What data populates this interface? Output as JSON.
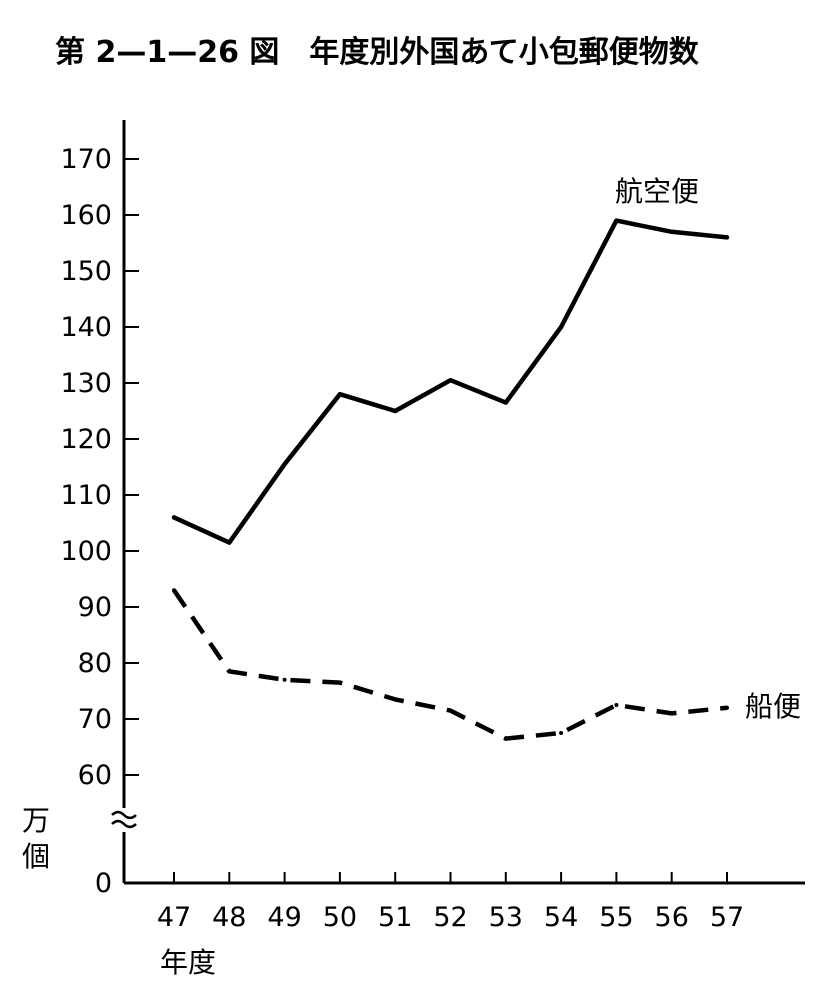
{
  "chart_data": {
    "type": "line",
    "title": "第 2—1—26 図　年度別外国あて小包郵便物数",
    "xlabel": "年度",
    "ylabel": [
      "万",
      "個"
    ],
    "categories": [
      "47",
      "48",
      "49",
      "50",
      "51",
      "52",
      "53",
      "54",
      "55",
      "56",
      "57"
    ],
    "y_ticks": [
      "0",
      "60",
      "70",
      "80",
      "90",
      "100",
      "110",
      "120",
      "130",
      "140",
      "150",
      "160",
      "170"
    ],
    "ylim": [
      0,
      170
    ],
    "axis_break": true,
    "grid": false,
    "legend": "inline labels at line ends",
    "series": [
      {
        "name": "航空便",
        "style": "solid",
        "color": "#000000",
        "values": [
          106,
          101.5,
          115.5,
          128,
          125,
          130.5,
          126.5,
          140,
          159,
          157,
          156
        ]
      },
      {
        "name": "船便",
        "style": "dashed",
        "color": "#000000",
        "values": [
          93,
          78.5,
          77,
          76.5,
          73.5,
          71.5,
          66.5,
          67.5,
          72.5,
          71,
          72
        ]
      }
    ]
  }
}
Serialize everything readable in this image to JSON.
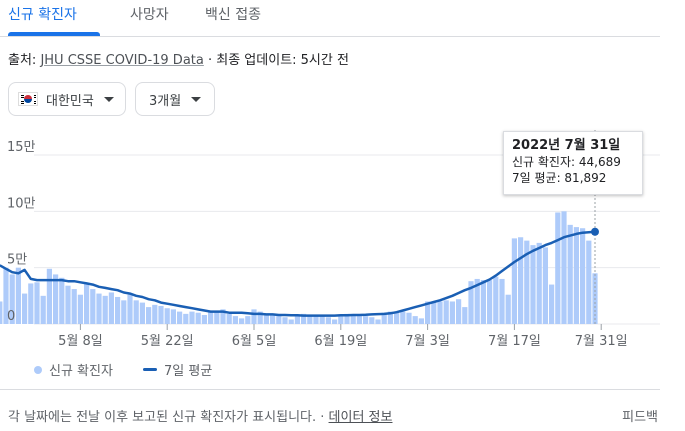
◆ ◆ ◆
The exercise:
Every entry above should be duplicated exactly. Do not include the images.

Final answer:
What data populates this interface? Output as JSON.
{
  "chart_data": {
    "type": "line",
    "title": "第 2—1—26 図　年度別外国あて小包郵便物数",
    "xlabel": "年度",
    "ylabel": [
      "万",
      "個"
    ],
    "categories": [
      "47",
      "48",
      "49",
      "50",
      "51",
      "52",
      "53",
      "54",
      "55",
      "56",
      "57"
    ],
    "y_ticks": [
      "0",
      "60",
      "70",
      "80",
      "90",
      "100",
      "110",
      "120",
      "130",
      "140",
      "150",
      "160",
      "170"
    ],
    "ylim": [
      0,
      170
    ],
    "axis_break": true,
    "grid": false,
    "legend": "inline labels at line ends",
    "series": [
      {
        "name": "航空便",
        "style": "solid",
        "color": "#000000",
        "values": [
          106,
          101.5,
          115.5,
          128,
          125,
          130.5,
          126.5,
          140,
          159,
          157,
          156
        ]
      },
      {
        "name": "船便",
        "style": "dashed",
        "color": "#000000",
        "values": [
          93,
          78.5,
          77,
          76.5,
          73.5,
          71.5,
          66.5,
          67.5,
          72.5,
          71,
          72
        ]
      }
    ]
  }
}
Serialize everything readable in this image to JSON.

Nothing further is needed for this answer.